── Excerpted data

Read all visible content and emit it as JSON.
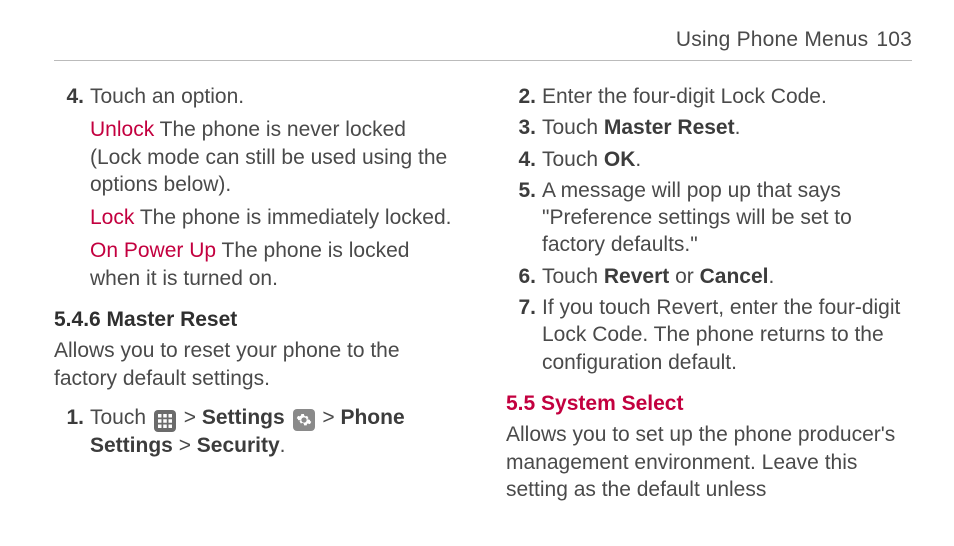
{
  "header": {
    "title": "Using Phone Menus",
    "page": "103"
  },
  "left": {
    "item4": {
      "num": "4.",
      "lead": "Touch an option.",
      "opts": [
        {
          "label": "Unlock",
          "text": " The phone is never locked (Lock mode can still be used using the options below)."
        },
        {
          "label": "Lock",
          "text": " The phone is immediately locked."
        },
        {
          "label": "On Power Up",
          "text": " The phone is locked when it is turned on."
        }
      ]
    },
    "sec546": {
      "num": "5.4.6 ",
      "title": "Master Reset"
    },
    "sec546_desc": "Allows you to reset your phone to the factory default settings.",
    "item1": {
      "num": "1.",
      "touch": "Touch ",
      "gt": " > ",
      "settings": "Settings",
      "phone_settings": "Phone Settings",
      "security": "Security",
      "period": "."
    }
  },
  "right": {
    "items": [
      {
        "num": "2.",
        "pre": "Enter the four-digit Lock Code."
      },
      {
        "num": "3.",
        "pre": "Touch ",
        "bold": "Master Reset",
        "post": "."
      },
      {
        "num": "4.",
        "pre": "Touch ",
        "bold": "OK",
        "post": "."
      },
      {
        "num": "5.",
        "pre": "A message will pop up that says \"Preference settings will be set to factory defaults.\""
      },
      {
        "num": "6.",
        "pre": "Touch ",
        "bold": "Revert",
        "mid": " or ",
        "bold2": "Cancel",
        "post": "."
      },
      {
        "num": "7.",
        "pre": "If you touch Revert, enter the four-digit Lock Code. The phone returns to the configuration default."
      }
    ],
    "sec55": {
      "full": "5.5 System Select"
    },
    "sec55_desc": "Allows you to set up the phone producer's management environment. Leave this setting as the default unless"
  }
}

────

_Problem to solve_. Copy every line above that includes the string "Master".

_Task response_.
      "title": "Master Reset"
        "bold": "Master Reset",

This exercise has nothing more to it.